# Stated exercise
Please transcribe the data below exactly. Leave the pictures out.

----------

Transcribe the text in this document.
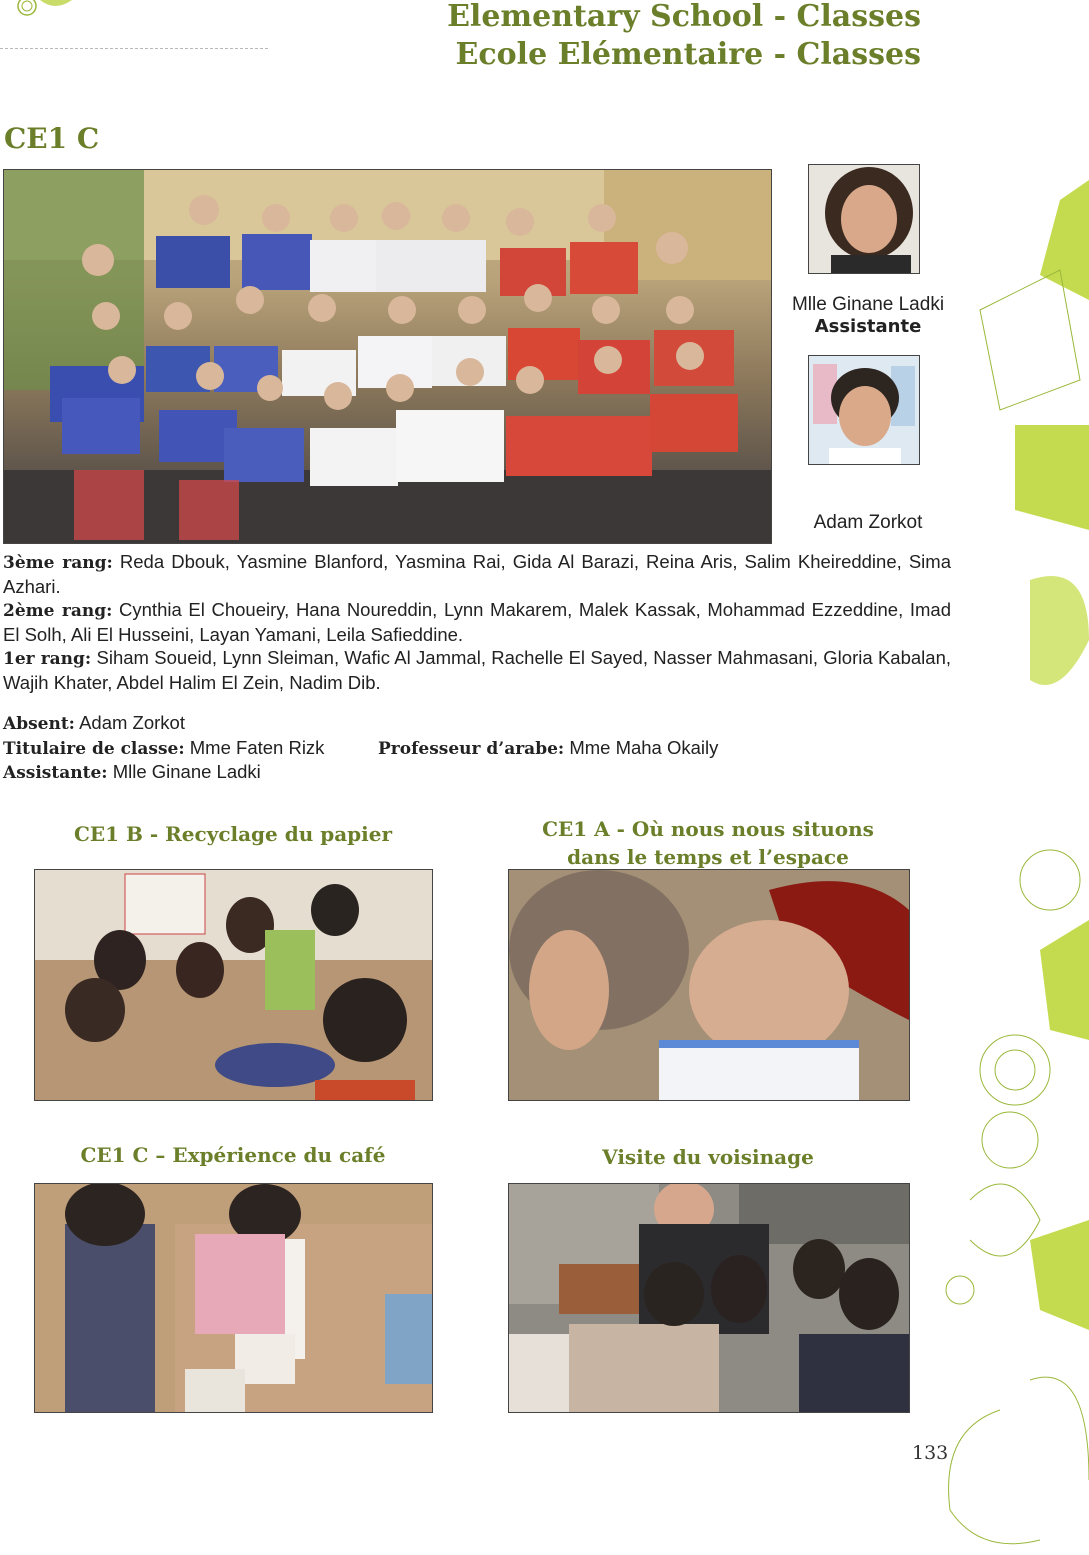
Elementary School - Classes
Ecole Elémentaire - Classes
CE1 C
Mlle Ginane Ladki
Assistante
Adam Zorkot
3ème rang: Reda Dbouk, Yasmine Blanford, Yasmina Rai, Gida Al Barazi, Reina Aris, Salim Kheireddine, Sima Azhari.
2ème rang: Cynthia El Choueiry, Hana Noureddin, Lynn Makarem, Malek Kassak, Mohammad Ezzeddine, Imad El Solh, Ali El Husseini, Layan Yamani, Leila Safieddine.
1er rang: Siham Soueid, Lynn Sleiman, Wafic Al Jammal, Rachelle El Sayed, Nasser Mahmasani, Gloria Kabalan, Wajih Khater, Abdel Halim El Zein, Nadim Dib.
Absent: Adam Zorkot
Titulaire de classe: Mme Faten Rizk	Professeur d’arabe: Mme Maha Okaily
Assistante: Mlle Ginane Ladki
CE1 B - Recyclage du papier	CE1 A - Où nous nous situons
dans le temps et l’espace
CE1 C – Expérience du café	Visite du voisinage
133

----------

# Exercise response
Transcribe the text in this document.
Elementary School - Classes
Ecole Elémentaire - Classes
CE1 C
Mlle Ginane Ladki
Assistante
Adam Zorkot
3ème rang: Reda Dbouk, Yasmine Blanford, Yasmina Rai, Gida Al Barazi, Reina Aris, Salim Kheireddine, Sima Azhari.
2ème rang: Cynthia El Choueiry, Hana Noureddin, Lynn Makarem, Malek Kassak, Mohammad Ezzeddine, Imad El Solh, Ali El Husseini, Layan Yamani, Leila Safieddine.
1er rang: Siham Soueid, Lynn Sleiman, Wafic Al Jammal, Rachelle El Sayed, Nasser Mahmasani, Gloria Kabalan, Wajih Khater, Abdel Halim El Zein, Nadim Dib.
Absent: Adam Zorkot
Titulaire de classe: Mme Faten Rizk	Professeur d’arabe: Mme Maha Okaily
Assistante: Mlle Ginane Ladki
CE1 B - Recyclage du papier	CE1 A - Où nous nous situons
dans le temps et l’espace
CE1 C – Expérience du café	Visite du voisinage
133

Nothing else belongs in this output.